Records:
------------------------
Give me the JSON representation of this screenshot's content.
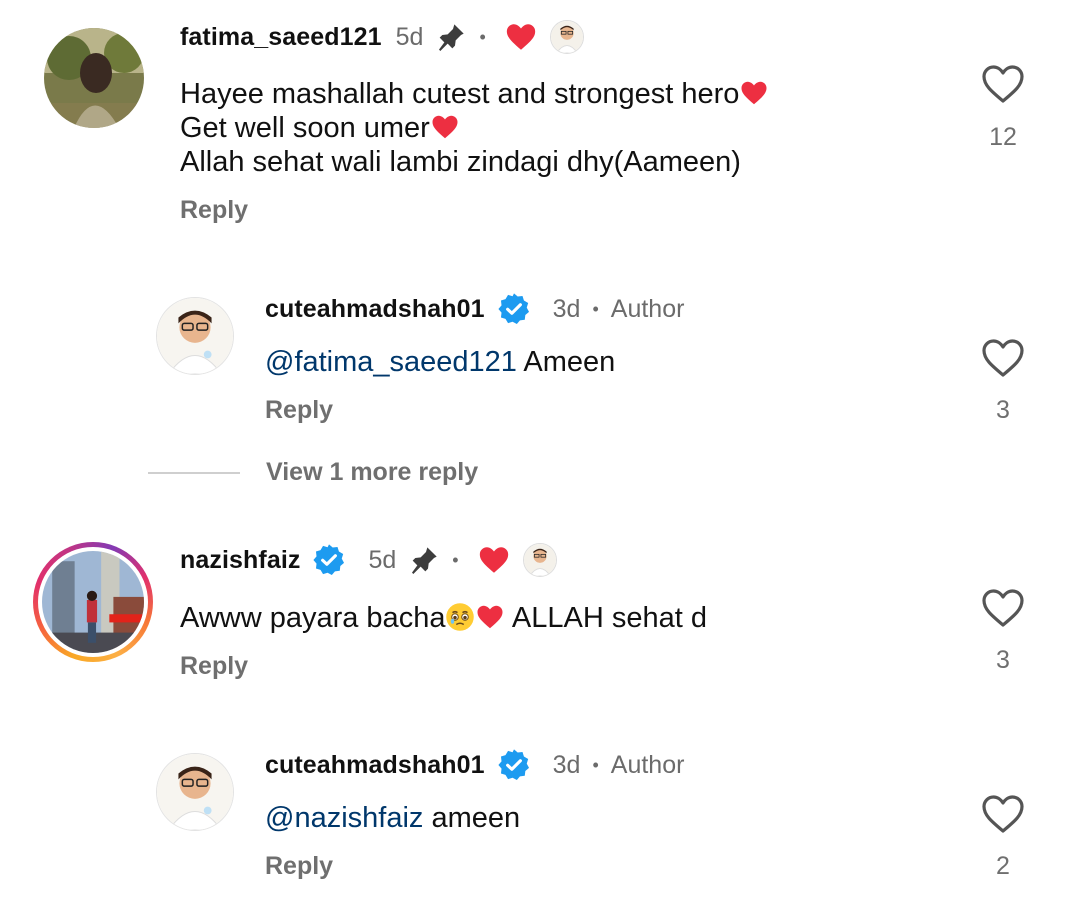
{
  "comments": [
    {
      "username": "fatima_saeed121",
      "time": "5d",
      "lines": [
        "Hayee mashallah cutest and strongest hero",
        "Get well soon umer",
        "Allah sehat wali lambi zindagi dhy(Aameen)"
      ],
      "reply_label": "Reply",
      "like_count": "12"
    },
    {
      "username": "cuteahmadshah01",
      "time": "3d",
      "dot": "•",
      "author_badge": "Author",
      "mention": "@fatima_saeed121",
      "text": " Ameen",
      "reply_label": "Reply",
      "like_count": "3"
    },
    {
      "username": "nazishfaiz",
      "time": "5d",
      "dot": "•",
      "text_start": "Awww payara bacha",
      "text_end": " ALLAH sehat d",
      "reply_label": "Reply",
      "like_count": "3"
    },
    {
      "username": "cuteahmadshah01",
      "time": "3d",
      "dot": "•",
      "author_badge": "Author",
      "mention": "@nazishfaiz",
      "text": " ameen",
      "reply_label": "Reply",
      "like_count": "2"
    }
  ],
  "view_more_replies": "View 1 more reply",
  "dot1": "•",
  "colors": {
    "mention": "#00376b",
    "heart_red": "#ed2f41",
    "verified_blue": "#1d9bf0",
    "muted": "#6f6f6f"
  },
  "icons": [
    "pin-icon",
    "heart-outline-icon",
    "red-heart-icon",
    "verified-badge-icon",
    "crying-face-icon"
  ]
}
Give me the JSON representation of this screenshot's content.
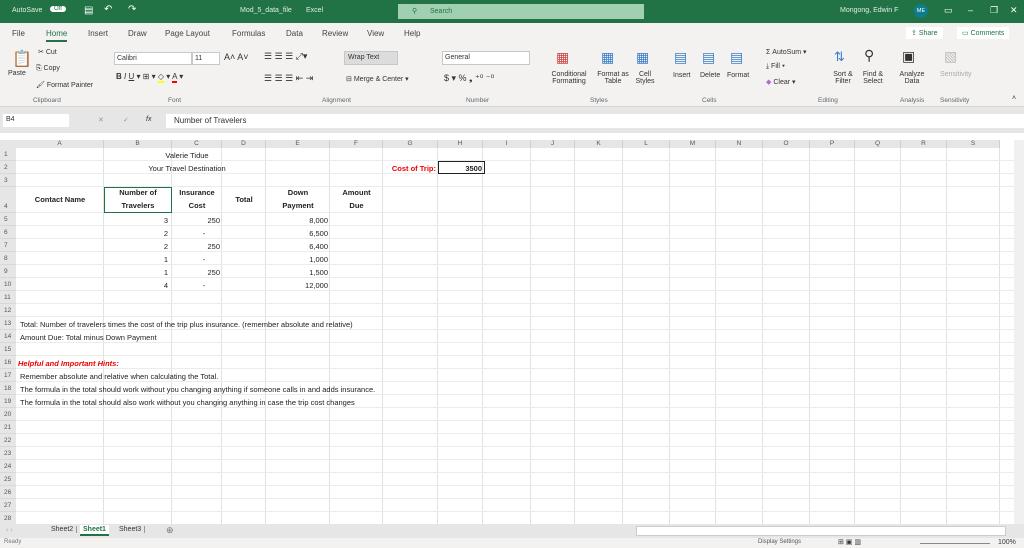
{
  "title_bar": {
    "autosave": "AutoSave",
    "autosave_state": "Off",
    "filename": "Mod_5_data_file",
    "app": "Excel",
    "search_placeholder": "Search",
    "user": "Mongong, Edwin F",
    "initials": "ME",
    "accent": "#217346"
  },
  "tabs": [
    "File",
    "Home",
    "Insert",
    "Draw",
    "Page Layout",
    "Formulas",
    "Data",
    "Review",
    "View",
    "Help"
  ],
  "active_tab": "Home",
  "share": "Share",
  "comments": "Comments",
  "ribbon": {
    "clipboard": {
      "paste": "Paste",
      "cut": "Cut",
      "copy": "Copy",
      "format_painter": "Format Painter",
      "group": "Clipboard"
    },
    "font": {
      "name": "Calibri",
      "size": "11",
      "group": "Font"
    },
    "alignment": {
      "wrap": "Wrap Text",
      "merge": "Merge & Center",
      "group": "Alignment"
    },
    "number": {
      "format": "General",
      "group": "Number"
    },
    "styles": {
      "conditional": "Conditional Formatting",
      "format_table": "Format as Table",
      "cell_styles": "Cell Styles",
      "group": "Styles"
    },
    "cells": {
      "insert": "Insert",
      "delete": "Delete",
      "format": "Format",
      "group": "Cells"
    },
    "editing": {
      "autosum": "AutoSum",
      "fill": "Fill",
      "clear": "Clear",
      "sort": "Sort & Filter",
      "find": "Find & Select",
      "group": "Editing"
    },
    "analysis": {
      "analyze": "Analyze Data",
      "group": "Analysis"
    },
    "sensitivity": {
      "label": "Sensitivity",
      "group": "Sensitivity"
    }
  },
  "formula_bar": {
    "name_box": "B4",
    "formula": "Number of Travelers"
  },
  "columns": [
    "A",
    "B",
    "C",
    "D",
    "E",
    "F",
    "G",
    "H",
    "I",
    "J",
    "K",
    "L",
    "M",
    "N",
    "O",
    "P",
    "Q",
    "R",
    "S"
  ],
  "sheet": {
    "name": "Valerie Tidue",
    "destination": "Your Travel Destination",
    "cost_label": "Cost of Trip:",
    "cost_value": "3500",
    "headers": {
      "contact": "Contact Name",
      "travelers1": "Number of",
      "travelers2": "Travelers",
      "ins1": "Insurance",
      "ins2": "Cost",
      "total": "Total",
      "down1": "Down",
      "down2": "Payment",
      "due1": "Amount",
      "due2": "Due"
    },
    "rows": [
      [
        "3",
        "250",
        "8,000"
      ],
      [
        "2",
        "-",
        "6,500"
      ],
      [
        "2",
        "250",
        "6,400"
      ],
      [
        "1",
        "-",
        "1,000"
      ],
      [
        "1",
        "250",
        "1,500"
      ],
      [
        "4",
        "-",
        "12,000"
      ]
    ],
    "note13": "Total:   Number of travelers times the cost of the trip plus insurance. (remember absolute and relative)",
    "note14": "Amount Due: Total minus Down Payment",
    "hints_title": "Helpful and Important Hints:",
    "hint17": "Remember absolute and relative when calculating the Total.",
    "hint18": "The formula in the total should work without you changing anything if someone calls in and adds insurance.",
    "hint19": "The formula in the total should also work without you changing anything in case the trip cost changes"
  },
  "sheet_tabs": [
    "Sheet2",
    "Sheet1",
    "Sheet3"
  ],
  "active_sheet": "Sheet1",
  "status": {
    "ready": "Ready",
    "display": "Display Settings",
    "zoom": "100%"
  }
}
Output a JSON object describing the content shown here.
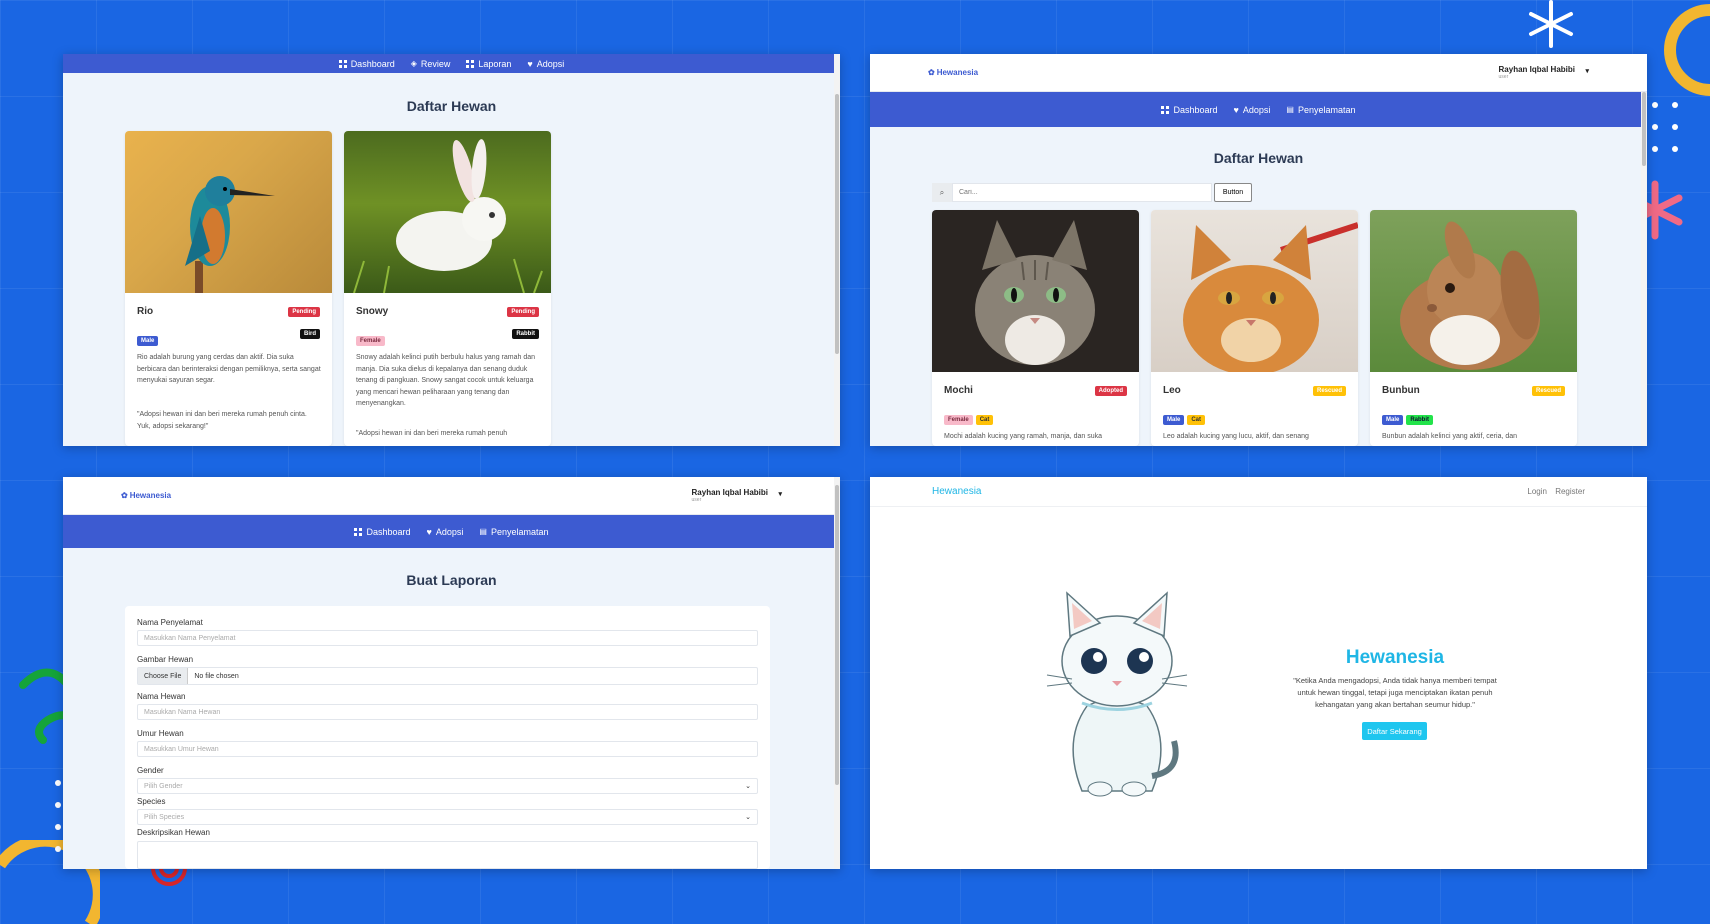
{
  "panel_tl": {
    "nav": [
      "Dashboard",
      "Review",
      "Laporan",
      "Adopsi"
    ],
    "title": "Daftar Hewan",
    "cards": [
      {
        "name": "Rio",
        "status": "Pending",
        "gender": "Male",
        "species": "Bird",
        "desc": "Rio adalah burung yang cerdas dan aktif. Dia suka berbicara dan berinteraksi dengan pemiliknya, serta sangat menyukai sayuran segar.",
        "quote": "\"Adopsi hewan ini dan beri mereka rumah penuh cinta. Yuk, adopsi sekarang!\""
      },
      {
        "name": "Snowy",
        "status": "Pending",
        "gender": "Female",
        "species": "Rabbit",
        "desc": "Snowy adalah kelinci putih berbulu halus yang ramah dan manja. Dia suka dielus di kepalanya dan senang duduk tenang di pangkuan. Snowy sangat cocok untuk keluarga yang mencari hewan peliharaan yang tenang dan menyenangkan.",
        "quote": "\"Adopsi hewan ini dan beri mereka rumah penuh"
      }
    ]
  },
  "panel_tr": {
    "brand": "Hewanesia",
    "user_name": "Rayhan Iqbal Habibi",
    "user_role": "user",
    "nav": [
      "Dashboard",
      "Adopsi",
      "Penyelamatan"
    ],
    "title": "Daftar Hewan",
    "search_placeholder": "Cari...",
    "search_button": "Button",
    "cards": [
      {
        "name": "Mochi",
        "status": "Adopted",
        "gender": "Female",
        "species": "Cat",
        "desc": "Mochi adalah kucing yang ramah, manja, dan suka"
      },
      {
        "name": "Leo",
        "status": "Rescued",
        "gender": "Male",
        "species": "Cat",
        "desc": "Leo adalah kucing yang lucu, aktif, dan senang"
      },
      {
        "name": "Bunbun",
        "status": "Rescued",
        "gender": "Male",
        "species": "Rabbit",
        "desc": "Bunbun adalah kelinci yang aktif, ceria, dan"
      }
    ]
  },
  "panel_bl": {
    "brand": "Hewanesia",
    "user_name": "Rayhan Iqbal Habibi",
    "user_role": "user",
    "nav": [
      "Dashboard",
      "Adopsi",
      "Penyelamatan"
    ],
    "title": "Buat Laporan",
    "fields": {
      "rescuer_label": "Nama Penyelamat",
      "rescuer_placeholder": "Masukkan Nama Penyelamat",
      "image_label": "Gambar Hewan",
      "file_button": "Choose File",
      "file_status": "No file chosen",
      "name_label": "Nama Hewan",
      "name_placeholder": "Masukkan Nama Hewan",
      "age_label": "Umur Hewan",
      "age_placeholder": "Masukkan Umur Hewan",
      "gender_label": "Gender",
      "gender_value": "Pilih Gender",
      "species_label": "Species",
      "species_value": "Pilih Species",
      "desc_label": "Deskripsikan Hewan"
    }
  },
  "panel_br": {
    "brand": "Hewanesia",
    "login": "Login",
    "register": "Register",
    "hero_title": "Hewanesia",
    "hero_text": "\"Ketika Anda mengadopsi, Anda tidak hanya memberi tempat untuk hewan tinggal, tetapi juga menciptakan ikatan penuh kehangatan yang akan bertahan seumur hidup.\"",
    "cta": "Daftar Sekarang"
  },
  "colors": {
    "background": "#1a66e3",
    "nav": "#3d5bd1",
    "pending": "#dc3545",
    "adopted": "#dc3545",
    "rescued": "#ffc107",
    "male": "#3d5bd1",
    "female": "#f8b9c9",
    "cat": "#ffc107",
    "rabbit_tag": "#22e34a",
    "accent": "#1fb6e5"
  }
}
------------------------
Request: In the entries above, find every line with the word "untuk" and list it.

The result:
        "desc": "Snowy adalah kelinci putih berbulu halus yang ramah dan manja. Dia suka dielus di kepalanya dan senang duduk tenang di pangkuan. Snowy sangat cocok untuk keluarga yang mencari hewan peliharaan yang tenang dan menyenangkan.",
    "hero_text": "\"Ketika Anda mengadopsi, Anda tidak hanya memberi tempat untuk hewan tinggal, tetapi juga menciptakan ikatan penuh kehangatan yang akan bertahan seumur hidup.\"",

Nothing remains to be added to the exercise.